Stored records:
-- begin --

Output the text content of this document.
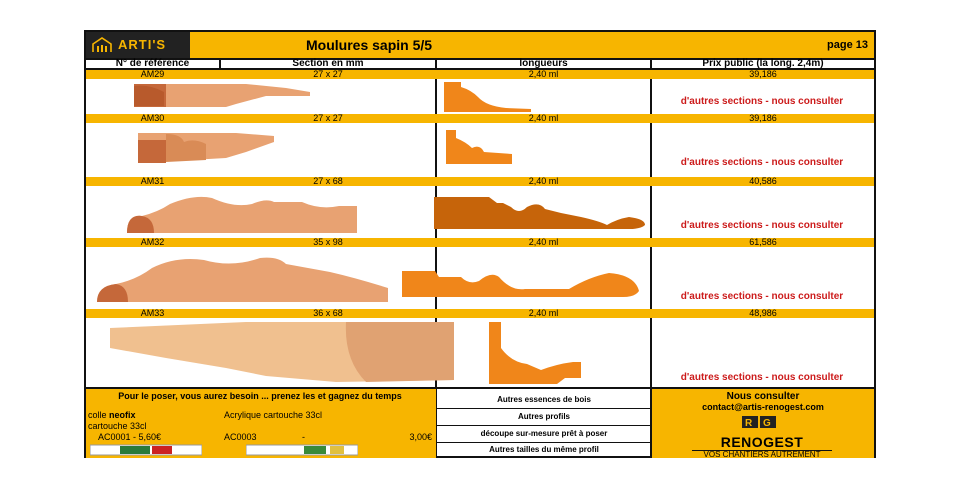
ARTI'S	Moulures sapin 5/5	page 13
N° de référence	Section en mm	longueurs	Prix public (la long. 2,4m)
AM29	27 x 27	2,40 ml	39,186
AM30	27 x 27	2,40 ml	39,186
AM31	27 x 68	2,40 ml	40,586
AM32	35 x 98	2,40 ml	61,586
AM33	36 x 68	2,40 ml	48,986
d'autres sections - nous consulter
d'autres sections - nous consulter
d'autres sections - nous consulter
d'autres sections - nous consulter
d'autres sections - nous consulter
Pour le poser, vous aurez besoin ... prenez les et gagnez du temps
colle neofix
cartouche 33cl
AC0001 - 5,60€
Acrylique cartouche 33cl

AC0003	-	3,00€
Autres essences de bois
Autres profils
découpe sur-mesure prêt à poser
Autres tailles du même profil
Nous consulter
contact@artis-renogest.com
R G
RENOGEST
VOS CHANTIERS AUTREMENT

-- end --

**Challenge:**
Write every record out again exactly; no pictures belong in the copy.

**Task result:**
Output the text content of this document.
ARTI'S	Moulures sapin 5/5	page 13
N° de référence	Section en mm	longueurs	Prix public (la long. 2,4m)
AM29	27 x 27	2,40 ml	39,186
AM30	27 x 27	2,40 ml	39,186
AM31	27 x 68	2,40 ml	40,586
AM32	35 x 98	2,40 ml	61,586
AM33	36 x 68	2,40 ml	48,986
d'autres sections - nous consulter
d'autres sections - nous consulter
d'autres sections - nous consulter
d'autres sections - nous consulter
d'autres sections - nous consulter
Pour le poser, vous aurez besoin ... prenez les et gagnez du temps
colle neofix
cartouche 33cl
AC0001 - 5,60€
Acrylique cartouche 33cl

AC0003	-	3,00€
Autres essences de bois
Autres profils
découpe sur-mesure prêt à poser
Autres tailles du même profil
Nous consulter
contact@artis-renogest.com
R G
RENOGEST
VOS CHANTIERS AUTREMENT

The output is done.